[Entries taken from a collection]
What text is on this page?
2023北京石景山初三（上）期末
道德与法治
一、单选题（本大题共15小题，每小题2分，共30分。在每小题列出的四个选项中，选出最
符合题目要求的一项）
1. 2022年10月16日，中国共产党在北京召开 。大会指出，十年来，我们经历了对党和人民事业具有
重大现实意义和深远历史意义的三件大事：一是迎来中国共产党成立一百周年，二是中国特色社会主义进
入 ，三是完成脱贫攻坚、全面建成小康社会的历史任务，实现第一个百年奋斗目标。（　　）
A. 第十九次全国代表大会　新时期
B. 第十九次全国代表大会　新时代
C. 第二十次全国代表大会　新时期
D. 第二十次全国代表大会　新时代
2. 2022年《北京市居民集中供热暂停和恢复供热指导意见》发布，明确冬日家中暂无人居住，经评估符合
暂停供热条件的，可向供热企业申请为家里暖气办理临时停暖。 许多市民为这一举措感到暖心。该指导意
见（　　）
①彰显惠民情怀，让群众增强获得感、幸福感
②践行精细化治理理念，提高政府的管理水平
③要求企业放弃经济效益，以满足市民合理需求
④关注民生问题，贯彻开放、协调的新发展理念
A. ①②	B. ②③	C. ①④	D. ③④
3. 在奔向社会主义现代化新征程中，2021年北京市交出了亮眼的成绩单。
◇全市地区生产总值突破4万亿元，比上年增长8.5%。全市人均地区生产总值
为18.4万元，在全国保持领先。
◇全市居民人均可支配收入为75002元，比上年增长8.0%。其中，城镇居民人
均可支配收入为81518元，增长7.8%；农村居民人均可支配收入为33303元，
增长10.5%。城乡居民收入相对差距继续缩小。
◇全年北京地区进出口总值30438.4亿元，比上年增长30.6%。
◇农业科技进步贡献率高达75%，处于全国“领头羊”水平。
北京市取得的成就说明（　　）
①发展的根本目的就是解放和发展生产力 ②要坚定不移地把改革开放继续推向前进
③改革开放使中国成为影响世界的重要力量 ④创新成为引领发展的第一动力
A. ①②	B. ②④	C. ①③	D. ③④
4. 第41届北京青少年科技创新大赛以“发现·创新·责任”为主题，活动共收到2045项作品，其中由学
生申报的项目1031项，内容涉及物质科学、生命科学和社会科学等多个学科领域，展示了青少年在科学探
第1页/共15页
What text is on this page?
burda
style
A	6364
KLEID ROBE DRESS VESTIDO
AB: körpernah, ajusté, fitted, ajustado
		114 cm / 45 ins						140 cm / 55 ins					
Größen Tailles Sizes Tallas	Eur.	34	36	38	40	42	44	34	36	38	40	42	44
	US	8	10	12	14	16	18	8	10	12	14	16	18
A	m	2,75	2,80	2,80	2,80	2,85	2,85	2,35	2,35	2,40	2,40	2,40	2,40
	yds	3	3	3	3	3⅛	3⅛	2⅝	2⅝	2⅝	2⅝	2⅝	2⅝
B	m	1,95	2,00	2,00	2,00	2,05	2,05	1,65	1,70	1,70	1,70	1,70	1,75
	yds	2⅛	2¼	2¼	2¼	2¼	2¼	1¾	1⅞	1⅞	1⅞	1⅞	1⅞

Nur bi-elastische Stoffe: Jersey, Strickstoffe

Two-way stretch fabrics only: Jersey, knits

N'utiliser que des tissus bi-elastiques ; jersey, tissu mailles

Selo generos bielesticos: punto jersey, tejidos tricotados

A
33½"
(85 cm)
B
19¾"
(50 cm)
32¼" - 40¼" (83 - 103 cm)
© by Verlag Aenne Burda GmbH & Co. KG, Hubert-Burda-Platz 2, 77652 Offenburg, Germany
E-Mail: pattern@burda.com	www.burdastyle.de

Exercise directions:
Take the records above and return them exactly as written.

Solution to this exercise:
What text is on this page?
2023北京石景山初三（上）期末
道德与法治
一、单选题（本大题共15小题，每小题2分，共30分。在每小题列出的四个选项中，选出最
符合题目要求的一项）
1. 2022年10月16日，中国共产党在北京召开 。大会指出，十年来，我们经历了对党和人民事业具有
重大现实意义和深远历史意义的三件大事：一是迎来中国共产党成立一百周年，二是中国特色社会主义进
入 ，三是完成脱贫攻坚、全面建成小康社会的历史任务，实现第一个百年奋斗目标。（　　）
A. 第十九次全国代表大会　新时期
B. 第十九次全国代表大会　新时代
C. 第二十次全国代表大会　新时期
D. 第二十次全国代表大会　新时代
2. 2022年《北京市居民集中供热暂停和恢复供热指导意见》发布，明确冬日家中暂无人居住，经评估符合
暂停供热条件的，可向供热企业申请为家里暖气办理临时停暖。 许多市民为这一举措感到暖心。该指导意
见（　　）
①彰显惠民情怀，让群众增强获得感、幸福感
②践行精细化治理理念，提高政府的管理水平
③要求企业放弃经济效益，以满足市民合理需求
④关注民生问题，贯彻开放、协调的新发展理念
A. ①②	B. ②③	C. ①④	D. ③④
3. 在奔向社会主义现代化新征程中，2021年北京市交出了亮眼的成绩单。
◇全市地区生产总值突破4万亿元，比上年增长8.5%。全市人均地区生产总值
为18.4万元，在全国保持领先。
◇全市居民人均可支配收入为75002元，比上年增长8.0%。其中，城镇居民人
均可支配收入为81518元，增长7.8%；农村居民人均可支配收入为33303元，
增长10.5%。城乡居民收入相对差距继续缩小。
◇全年北京地区进出口总值30438.4亿元，比上年增长30.6%。
◇农业科技进步贡献率高达75%，处于全国“领头羊”水平。
北京市取得的成就说明（　　）
①发展的根本目的就是解放和发展生产力 ②要坚定不移地把改革开放继续推向前进
③改革开放使中国成为影响世界的重要力量 ④创新成为引领发展的第一动力
A. ①②	B. ②④	C. ①③	D. ③④
4. 第41届北京青少年科技创新大赛以“发现·创新·责任”为主题，活动共收到2045项作品，其中由学
生申报的项目1031项，内容涉及物质科学、生命科学和社会科学等多个学科领域，展示了青少年在科学探
第1页/共15页
What text is on this page?
burda
style
A	6364
KLEID ROBE DRESS VESTIDO
AB: körpernah, ajusté, fitted, ajustado
		114 cm / 45 ins						140 cm / 55 ins					
Größen Tailles Sizes Tallas	Eur.	34	36	38	40	42	44	34	36	38	40	42	44
	US	8	10	12	14	16	18	8	10	12	14	16	18
A	m	2,75	2,80	2,80	2,80	2,85	2,85	2,35	2,35	2,40	2,40	2,40	2,40
	yds	3	3	3	3	3⅛	3⅛	2⅝	2⅝	2⅝	2⅝	2⅝	2⅝
B	m	1,95	2,00	2,00	2,00	2,05	2,05	1,65	1,70	1,70	1,70	1,70	1,75
	yds	2⅛	2¼	2¼	2¼	2¼	2¼	1¾	1⅞	1⅞	1⅞	1⅞	1⅞

Nur bi-elastische Stoffe: Jersey, Strickstoffe

Two-way stretch fabrics only: Jersey, knits

N'utiliser que des tissus bi-elastiques ; jersey, tissu mailles

Selo generos bielesticos: punto jersey, tejidos tricotados

A
33½"
(85 cm)
B
19¾"
(50 cm)
32¼" - 40¼" (83 - 103 cm)
© by Verlag Aenne Burda GmbH & Co. KG, Hubert-Burda-Platz 2, 77652 Offenburg, Germany
E-Mail: pattern@burda.com	www.burdastyle.de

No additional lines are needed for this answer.